## What is being asked
Would you please copy each line below that includes the string "JSON"?

Items from a dataset
::::::::

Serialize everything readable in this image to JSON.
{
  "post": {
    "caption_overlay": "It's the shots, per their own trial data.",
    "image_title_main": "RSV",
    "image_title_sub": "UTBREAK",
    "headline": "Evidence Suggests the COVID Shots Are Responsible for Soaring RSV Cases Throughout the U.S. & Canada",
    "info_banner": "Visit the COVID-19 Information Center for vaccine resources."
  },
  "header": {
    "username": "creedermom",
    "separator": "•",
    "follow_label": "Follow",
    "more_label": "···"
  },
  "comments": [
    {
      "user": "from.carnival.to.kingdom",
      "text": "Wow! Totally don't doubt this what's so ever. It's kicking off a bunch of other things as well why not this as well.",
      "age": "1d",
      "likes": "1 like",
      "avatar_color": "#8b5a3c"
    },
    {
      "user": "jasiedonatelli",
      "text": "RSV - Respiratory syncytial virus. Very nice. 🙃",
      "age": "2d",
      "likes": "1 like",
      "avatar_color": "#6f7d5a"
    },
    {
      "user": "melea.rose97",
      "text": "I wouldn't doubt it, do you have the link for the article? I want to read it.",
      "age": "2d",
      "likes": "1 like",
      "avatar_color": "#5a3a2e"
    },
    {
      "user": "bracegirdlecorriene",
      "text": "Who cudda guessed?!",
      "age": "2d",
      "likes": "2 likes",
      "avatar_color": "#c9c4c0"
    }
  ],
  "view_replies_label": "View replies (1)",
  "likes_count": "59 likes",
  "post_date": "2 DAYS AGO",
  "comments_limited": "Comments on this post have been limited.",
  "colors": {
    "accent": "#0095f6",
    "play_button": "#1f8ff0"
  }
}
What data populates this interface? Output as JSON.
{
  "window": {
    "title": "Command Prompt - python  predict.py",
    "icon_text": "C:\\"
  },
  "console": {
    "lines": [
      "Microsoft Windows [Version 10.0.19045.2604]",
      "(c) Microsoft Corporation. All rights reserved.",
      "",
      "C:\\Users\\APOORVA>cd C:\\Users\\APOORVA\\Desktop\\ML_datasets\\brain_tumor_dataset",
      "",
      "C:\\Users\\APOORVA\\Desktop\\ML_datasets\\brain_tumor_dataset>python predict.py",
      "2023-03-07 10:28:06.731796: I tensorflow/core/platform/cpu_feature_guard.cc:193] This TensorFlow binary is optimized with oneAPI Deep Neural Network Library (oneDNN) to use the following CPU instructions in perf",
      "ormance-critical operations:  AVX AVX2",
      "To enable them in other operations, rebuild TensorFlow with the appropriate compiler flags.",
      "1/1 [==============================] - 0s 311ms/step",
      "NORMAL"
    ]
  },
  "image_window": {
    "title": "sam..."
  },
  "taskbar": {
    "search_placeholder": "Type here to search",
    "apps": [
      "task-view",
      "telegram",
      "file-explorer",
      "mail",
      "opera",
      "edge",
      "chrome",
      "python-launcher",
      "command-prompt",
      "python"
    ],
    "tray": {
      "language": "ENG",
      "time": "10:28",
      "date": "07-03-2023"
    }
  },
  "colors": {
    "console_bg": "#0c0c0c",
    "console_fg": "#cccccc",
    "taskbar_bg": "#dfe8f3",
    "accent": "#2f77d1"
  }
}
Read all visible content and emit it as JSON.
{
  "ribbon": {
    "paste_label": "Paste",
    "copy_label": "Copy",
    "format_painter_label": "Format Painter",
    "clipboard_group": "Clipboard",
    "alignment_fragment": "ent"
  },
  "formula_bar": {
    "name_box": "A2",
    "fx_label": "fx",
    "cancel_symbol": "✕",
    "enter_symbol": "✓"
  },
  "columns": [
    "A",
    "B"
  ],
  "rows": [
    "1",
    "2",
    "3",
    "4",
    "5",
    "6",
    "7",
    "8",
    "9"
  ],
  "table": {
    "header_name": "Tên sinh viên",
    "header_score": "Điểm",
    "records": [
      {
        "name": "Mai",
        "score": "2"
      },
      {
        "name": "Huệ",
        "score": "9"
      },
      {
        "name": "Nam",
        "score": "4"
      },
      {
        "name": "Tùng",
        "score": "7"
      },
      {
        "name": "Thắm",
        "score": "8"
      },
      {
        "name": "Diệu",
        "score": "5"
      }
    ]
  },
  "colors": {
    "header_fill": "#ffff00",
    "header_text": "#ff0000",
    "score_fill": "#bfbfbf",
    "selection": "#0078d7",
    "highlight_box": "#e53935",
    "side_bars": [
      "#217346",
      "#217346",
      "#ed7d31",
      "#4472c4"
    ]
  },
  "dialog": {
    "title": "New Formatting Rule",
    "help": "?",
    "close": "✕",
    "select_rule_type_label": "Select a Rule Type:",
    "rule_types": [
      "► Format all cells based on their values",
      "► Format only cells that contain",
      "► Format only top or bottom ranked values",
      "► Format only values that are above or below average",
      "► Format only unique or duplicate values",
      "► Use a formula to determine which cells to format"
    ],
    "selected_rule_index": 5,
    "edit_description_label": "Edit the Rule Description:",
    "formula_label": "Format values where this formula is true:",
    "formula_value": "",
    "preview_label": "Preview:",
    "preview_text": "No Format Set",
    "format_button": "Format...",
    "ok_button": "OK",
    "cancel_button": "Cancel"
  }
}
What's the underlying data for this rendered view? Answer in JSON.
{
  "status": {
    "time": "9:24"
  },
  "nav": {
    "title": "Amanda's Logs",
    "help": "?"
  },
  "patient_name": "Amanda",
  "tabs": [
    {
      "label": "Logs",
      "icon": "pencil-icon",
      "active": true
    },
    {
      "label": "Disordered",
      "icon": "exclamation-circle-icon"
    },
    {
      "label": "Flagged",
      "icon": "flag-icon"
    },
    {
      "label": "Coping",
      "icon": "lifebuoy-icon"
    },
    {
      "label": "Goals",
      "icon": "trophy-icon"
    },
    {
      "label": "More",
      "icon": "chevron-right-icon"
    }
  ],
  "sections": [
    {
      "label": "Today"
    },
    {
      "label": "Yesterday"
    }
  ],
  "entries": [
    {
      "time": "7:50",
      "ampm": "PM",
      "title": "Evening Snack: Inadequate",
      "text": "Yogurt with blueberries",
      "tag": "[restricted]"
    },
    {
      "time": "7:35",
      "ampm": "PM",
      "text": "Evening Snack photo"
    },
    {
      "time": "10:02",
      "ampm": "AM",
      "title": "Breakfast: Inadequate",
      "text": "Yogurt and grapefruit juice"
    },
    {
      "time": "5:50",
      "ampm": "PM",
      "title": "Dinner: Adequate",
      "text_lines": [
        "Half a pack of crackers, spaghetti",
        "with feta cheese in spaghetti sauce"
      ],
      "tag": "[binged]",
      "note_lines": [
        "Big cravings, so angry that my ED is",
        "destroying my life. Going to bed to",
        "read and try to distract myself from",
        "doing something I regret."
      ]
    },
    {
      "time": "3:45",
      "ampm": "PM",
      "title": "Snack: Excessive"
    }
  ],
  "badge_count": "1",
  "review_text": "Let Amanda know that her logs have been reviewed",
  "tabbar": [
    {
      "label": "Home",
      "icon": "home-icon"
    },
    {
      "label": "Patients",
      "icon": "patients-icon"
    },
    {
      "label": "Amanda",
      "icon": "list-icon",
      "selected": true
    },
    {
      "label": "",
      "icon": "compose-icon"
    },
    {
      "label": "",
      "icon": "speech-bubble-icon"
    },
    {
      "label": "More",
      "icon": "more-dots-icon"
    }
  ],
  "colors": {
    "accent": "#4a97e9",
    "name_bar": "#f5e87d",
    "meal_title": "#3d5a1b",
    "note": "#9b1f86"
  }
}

::::::::

## Response to the task
Serialize everything readable in this image to JSON.
What data populates this interface? Output as JSON.
Read all visible content and emit it as JSON.
What's the underlying data for this rendered view? Answer in JSON.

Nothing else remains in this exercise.